Task requirements :: Keep every word the same. Repeat the records without their images.

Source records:
────────────────

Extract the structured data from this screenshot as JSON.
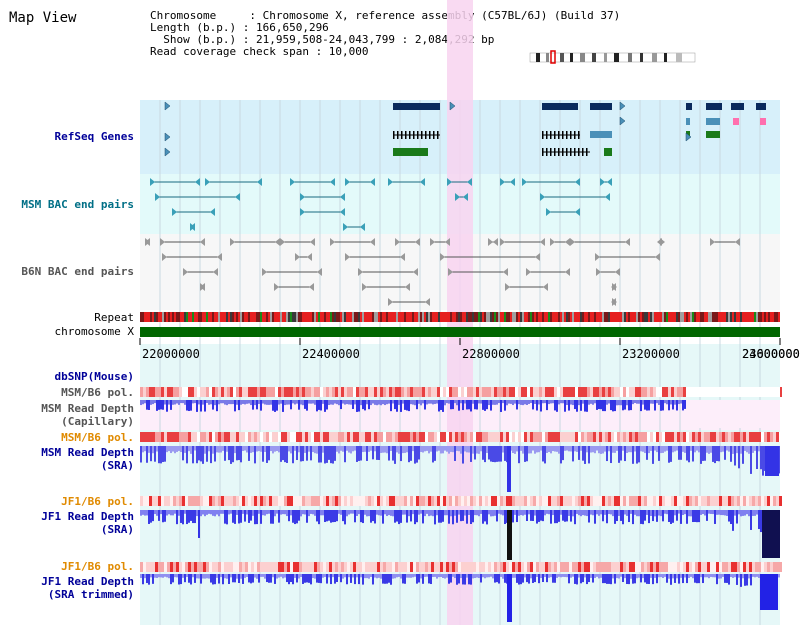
{
  "title": "Map View",
  "info": {
    "line1": "Chromosome     : Chromosome X, reference assembly (C57BL/6J) (Build 37)",
    "line2": "Length (b.p.) : 166,650,296",
    "line3": "  Show (b.p.) : 21,959,508-24,043,799 : 2,084,292 bp",
    "line4": "Read coverage check span : 10,000"
  },
  "tracks": {
    "refseq": "RefSeq Genes",
    "msm_bac": "MSM BAC end pairs",
    "b6n_bac": "B6N BAC end pairs",
    "repeat": "Repeat",
    "chromosome": "chromosome X",
    "dbsnp": "dbSNP(Mouse)",
    "msm_pol1": "MSM/B6 pol.",
    "msm_depth_cap": "MSM Read Depth\n(Capillary)",
    "msm_pol2": "MSM/B6 pol.",
    "msm_depth_sra": "MSM Read Depth\n(SRA)",
    "jf1_pol1": "JF1/B6 pol.",
    "jf1_depth_sra": "JF1 Read Depth\n(SRA)",
    "jf1_pol2": "JF1/B6 pol.",
    "jf1_depth_trim": "JF1 Read Depth\n(SRA trimmed)"
  },
  "axis": {
    "ticks": [
      "22000000",
      "22400000",
      "22800000",
      "23200000",
      "23600000",
      "24000000"
    ]
  },
  "colors": {
    "refseq_bg": "#d7f0fa",
    "msm_bac_bg": "#e3fafa",
    "b6n_bg": "#f7f7f7",
    "highlight": "#f8d4f0",
    "chromosome": "#006600",
    "depth_dark": "#3333e6",
    "depth_light": "#8c8cf0"
  }
}
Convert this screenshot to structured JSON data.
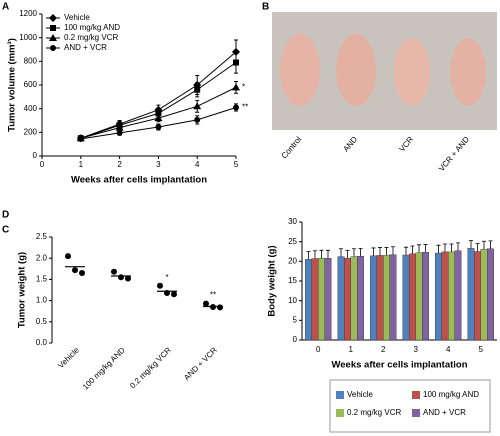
{
  "chart_data": [
    {
      "type": "line",
      "panel": "A",
      "y_label": "Tumor volume (mm³)",
      "x_label": "Weeks after cells implantation",
      "x": [
        1,
        2,
        3,
        4,
        5
      ],
      "xlim": [
        0,
        5
      ],
      "xticks": [
        0,
        1,
        2,
        3,
        4,
        5
      ],
      "ylim": [
        0,
        1200
      ],
      "yticks": [
        0,
        200,
        400,
        600,
        800,
        1000,
        1200
      ],
      "series": [
        {
          "name": "Vehicle",
          "color": "#000000",
          "marker": "diamond",
          "values": [
            150,
            270,
            390,
            600,
            880
          ],
          "errors": [
            20,
            30,
            40,
            80,
            100
          ]
        },
        {
          "name": "100 mg/kg AND",
          "color": "#000000",
          "marker": "square",
          "values": [
            150,
            260,
            360,
            560,
            790
          ],
          "errors": [
            20,
            30,
            40,
            60,
            90
          ]
        },
        {
          "name": "0.2 mg/kg VCR",
          "color": "#000000",
          "marker": "triangle",
          "values": [
            150,
            240,
            320,
            420,
            580
          ],
          "errors": [
            20,
            25,
            30,
            50,
            50
          ],
          "significance": "*"
        },
        {
          "name": "AND + VCR",
          "color": "#000000",
          "marker": "circle",
          "values": [
            145,
            195,
            245,
            305,
            410
          ],
          "errors": [
            15,
            20,
            25,
            35,
            30
          ],
          "significance": "**"
        }
      ]
    },
    {
      "type": "dot",
      "panel": "C",
      "y_label": "Tumor weight (g)",
      "categories": [
        "Vehicle",
        "100 mg/kg AND",
        "0.2 mg/kg VCR",
        "AND + VCR"
      ],
      "values": [
        [
          2.05,
          1.72,
          1.65
        ],
        [
          1.68,
          1.55,
          1.52
        ],
        [
          1.35,
          1.18,
          1.15
        ],
        [
          0.93,
          0.85,
          0.84
        ]
      ],
      "means": [
        1.8,
        1.58,
        1.22,
        0.86
      ],
      "significance": [
        null,
        null,
        "*",
        "**"
      ],
      "ylim": [
        0,
        2.5
      ],
      "yticks": [
        {
          "value": 0,
          "label": "0.0"
        },
        0.5,
        {
          "value": 1,
          "label": "1.0"
        },
        1.5,
        {
          "value": 2,
          "label": "2.0"
        },
        2.5
      ]
    },
    {
      "type": "grouped_bar",
      "panel": "D",
      "y_label": "Body weight (g)",
      "x_label": "Weeks after cells implantation",
      "categories": [
        "0",
        "1",
        "2",
        "3",
        "4",
        "5"
      ],
      "ylim": [
        0,
        30
      ],
      "yticks": [
        0,
        5,
        10,
        15,
        20,
        25,
        30
      ],
      "series": [
        {
          "name": "Vehicle",
          "color": "#4f81bd",
          "values": [
            20.5,
            21.2,
            21.4,
            21.6,
            22.1,
            23.3
          ],
          "errors": [
            2,
            2,
            2,
            2,
            2,
            2
          ]
        },
        {
          "name": "100 mg/kg AND",
          "color": "#c0504d",
          "values": [
            20.7,
            20.8,
            21.5,
            21.9,
            22.4,
            22.5
          ],
          "errors": [
            2,
            2,
            2,
            2,
            2,
            2
          ]
        },
        {
          "name": "0.2 mg/kg VCR",
          "color": "#9bbb59",
          "values": [
            20.8,
            21.2,
            21.5,
            22.2,
            22.4,
            23.1
          ],
          "errors": [
            2,
            2,
            2,
            2,
            2,
            2
          ]
        },
        {
          "name": "AND + VCR",
          "color": "#8064a2",
          "values": [
            20.8,
            21.3,
            21.7,
            22.3,
            22.7,
            23.2
          ],
          "errors": [
            2,
            2,
            2,
            2,
            2,
            2
          ]
        }
      ]
    }
  ],
  "photo_panel": {
    "panel": "B",
    "labels": [
      "Control",
      "AND",
      "VCR",
      "VCR + AND"
    ]
  }
}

────────────────

Task result ::
Extract the structured data from this screenshot as JSON.
{
  "title": "Map View",
  "info": {
    "line1": "Chromosome     : Chromosome X, reference assembly (C57BL/6J) (Build 37)",
    "line2": "Length (b.p.) : 166,650,296",
    "line3": "  Show (b.p.) : 21,959,508-24,043,799 : 2,084,292 bp",
    "line4": "Read coverage check span : 10,000"
  },
  "tracks": {
    "refseq": "RefSeq Genes",
    "msm_bac": "MSM BAC end pairs",
    "b6n_bac": "B6N BAC end pairs",
    "repeat": "Repeat",
    "chromosome": "chromosome X",
    "dbsnp": "dbSNP(Mouse)",
    "msm_pol1": "MSM/B6 pol.",
    "msm_depth_cap": "MSM Read Depth\n(Capillary)",
    "msm_pol2": "MSM/B6 pol.",
    "msm_depth_sra": "MSM Read Depth\n(SRA)",
    "jf1_pol1": "JF1/B6 pol.",
    "jf1_depth_sra": "JF1 Read Depth\n(SRA)",
    "jf1_pol2": "JF1/B6 pol.",
    "jf1_depth_trim": "JF1 Read Depth\n(SRA trimmed)"
  },
  "axis": {
    "ticks": [
      "22000000",
      "22400000",
      "22800000",
      "23200000",
      "23600000",
      "24000000"
    ]
  },
  "colors": {
    "refseq_bg": "#d7f0fa",
    "msm_bac_bg": "#e3fafa",
    "b6n_bg": "#f7f7f7",
    "highlight": "#f8d4f0",
    "chromosome": "#006600",
    "depth_dark": "#3333e6",
    "depth_light": "#8c8cf0"
  }
}
Convert this screenshot to structured JSON data.
{
  "chart_data": [
    {
      "type": "line",
      "panel": "A",
      "y_label": "Tumor volume (mm³)",
      "x_label": "Weeks after cells implantation",
      "x": [
        1,
        2,
        3,
        4,
        5
      ],
      "xlim": [
        0,
        5
      ],
      "xticks": [
        0,
        1,
        2,
        3,
        4,
        5
      ],
      "ylim": [
        0,
        1200
      ],
      "yticks": [
        0,
        200,
        400,
        600,
        800,
        1000,
        1200
      ],
      "series": [
        {
          "name": "Vehicle",
          "color": "#000000",
          "marker": "diamond",
          "values": [
            150,
            270,
            390,
            600,
            880
          ],
          "errors": [
            20,
            30,
            40,
            80,
            100
          ]
        },
        {
          "name": "100 mg/kg AND",
          "color": "#000000",
          "marker": "square",
          "values": [
            150,
            260,
            360,
            560,
            790
          ],
          "errors": [
            20,
            30,
            40,
            60,
            90
          ]
        },
        {
          "name": "0.2 mg/kg VCR",
          "color": "#000000",
          "marker": "triangle",
          "values": [
            150,
            240,
            320,
            420,
            580
          ],
          "errors": [
            20,
            25,
            30,
            50,
            50
          ],
          "significance": "*"
        },
        {
          "name": "AND + VCR",
          "color": "#000000",
          "marker": "circle",
          "values": [
            145,
            195,
            245,
            305,
            410
          ],
          "errors": [
            15,
            20,
            25,
            35,
            30
          ],
          "significance": "**"
        }
      ]
    },
    {
      "type": "dot",
      "panel": "C",
      "y_label": "Tumor weight (g)",
      "categories": [
        "Vehicle",
        "100 mg/kg AND",
        "0.2 mg/kg VCR",
        "AND + VCR"
      ],
      "values": [
        [
          2.05,
          1.72,
          1.65
        ],
        [
          1.68,
          1.55,
          1.52
        ],
        [
          1.35,
          1.18,
          1.15
        ],
        [
          0.93,
          0.85,
          0.84
        ]
      ],
      "means": [
        1.8,
        1.58,
        1.22,
        0.86
      ],
      "significance": [
        null,
        null,
        "*",
        "**"
      ],
      "ylim": [
        0,
        2.5
      ],
      "yticks": [
        {
          "value": 0,
          "label": "0.0"
        },
        0.5,
        {
          "value": 1,
          "label": "1.0"
        },
        1.5,
        {
          "value": 2,
          "label": "2.0"
        },
        2.5
      ]
    },
    {
      "type": "grouped_bar",
      "panel": "D",
      "y_label": "Body weight (g)",
      "x_label": "Weeks after cells implantation",
      "categories": [
        "0",
        "1",
        "2",
        "3",
        "4",
        "5"
      ],
      "ylim": [
        0,
        30
      ],
      "yticks": [
        0,
        5,
        10,
        15,
        20,
        25,
        30
      ],
      "series": [
        {
          "name": "Vehicle",
          "color": "#4f81bd",
          "values": [
            20.5,
            21.2,
            21.4,
            21.6,
            22.1,
            23.3
          ],
          "errors": [
            2,
            2,
            2,
            2,
            2,
            2
          ]
        },
        {
          "name": "100 mg/kg AND",
          "color": "#c0504d",
          "values": [
            20.7,
            20.8,
            21.5,
            21.9,
            22.4,
            22.5
          ],
          "errors": [
            2,
            2,
            2,
            2,
            2,
            2
          ]
        },
        {
          "name": "0.2 mg/kg VCR",
          "color": "#9bbb59",
          "values": [
            20.8,
            21.2,
            21.5,
            22.2,
            22.4,
            23.1
          ],
          "errors": [
            2,
            2,
            2,
            2,
            2,
            2
          ]
        },
        {
          "name": "AND + VCR",
          "color": "#8064a2",
          "values": [
            20.8,
            21.3,
            21.7,
            22.3,
            22.7,
            23.2
          ],
          "errors": [
            2,
            2,
            2,
            2,
            2,
            2
          ]
        }
      ]
    }
  ],
  "photo_panel": {
    "panel": "B",
    "labels": [
      "Control",
      "AND",
      "VCR",
      "VCR + AND"
    ]
  }
}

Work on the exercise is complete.